Determine the number of lines in these entries that hold the word "watermark". Give the number and nothing more.

Data for processing:
+++++
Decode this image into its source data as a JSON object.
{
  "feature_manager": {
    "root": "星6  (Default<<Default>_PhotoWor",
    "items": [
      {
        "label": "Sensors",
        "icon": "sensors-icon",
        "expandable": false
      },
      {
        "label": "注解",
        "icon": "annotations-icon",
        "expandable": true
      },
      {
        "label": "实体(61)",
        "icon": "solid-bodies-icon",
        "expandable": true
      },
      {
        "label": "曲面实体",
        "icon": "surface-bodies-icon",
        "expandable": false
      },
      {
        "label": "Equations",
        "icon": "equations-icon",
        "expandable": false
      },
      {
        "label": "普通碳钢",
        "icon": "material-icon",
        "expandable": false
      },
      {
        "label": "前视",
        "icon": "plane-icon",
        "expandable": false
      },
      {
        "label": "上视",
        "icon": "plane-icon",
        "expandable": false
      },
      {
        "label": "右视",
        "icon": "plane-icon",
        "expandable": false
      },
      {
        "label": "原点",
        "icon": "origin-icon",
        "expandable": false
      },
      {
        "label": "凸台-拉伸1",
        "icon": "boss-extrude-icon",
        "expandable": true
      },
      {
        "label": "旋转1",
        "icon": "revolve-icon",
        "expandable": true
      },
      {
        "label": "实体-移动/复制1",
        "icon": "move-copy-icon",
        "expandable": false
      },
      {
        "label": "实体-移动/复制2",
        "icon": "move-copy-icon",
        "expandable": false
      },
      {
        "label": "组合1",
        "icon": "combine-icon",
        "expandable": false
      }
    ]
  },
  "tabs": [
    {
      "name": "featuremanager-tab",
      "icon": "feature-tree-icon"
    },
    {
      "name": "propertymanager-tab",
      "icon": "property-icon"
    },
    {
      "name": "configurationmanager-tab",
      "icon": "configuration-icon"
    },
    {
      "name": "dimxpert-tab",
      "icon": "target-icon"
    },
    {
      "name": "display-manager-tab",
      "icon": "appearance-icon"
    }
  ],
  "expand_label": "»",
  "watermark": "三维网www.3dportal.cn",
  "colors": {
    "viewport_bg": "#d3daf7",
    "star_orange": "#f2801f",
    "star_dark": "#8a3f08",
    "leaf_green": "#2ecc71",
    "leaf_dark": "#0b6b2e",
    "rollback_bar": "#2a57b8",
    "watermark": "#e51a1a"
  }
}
+++++
Exercise output:
2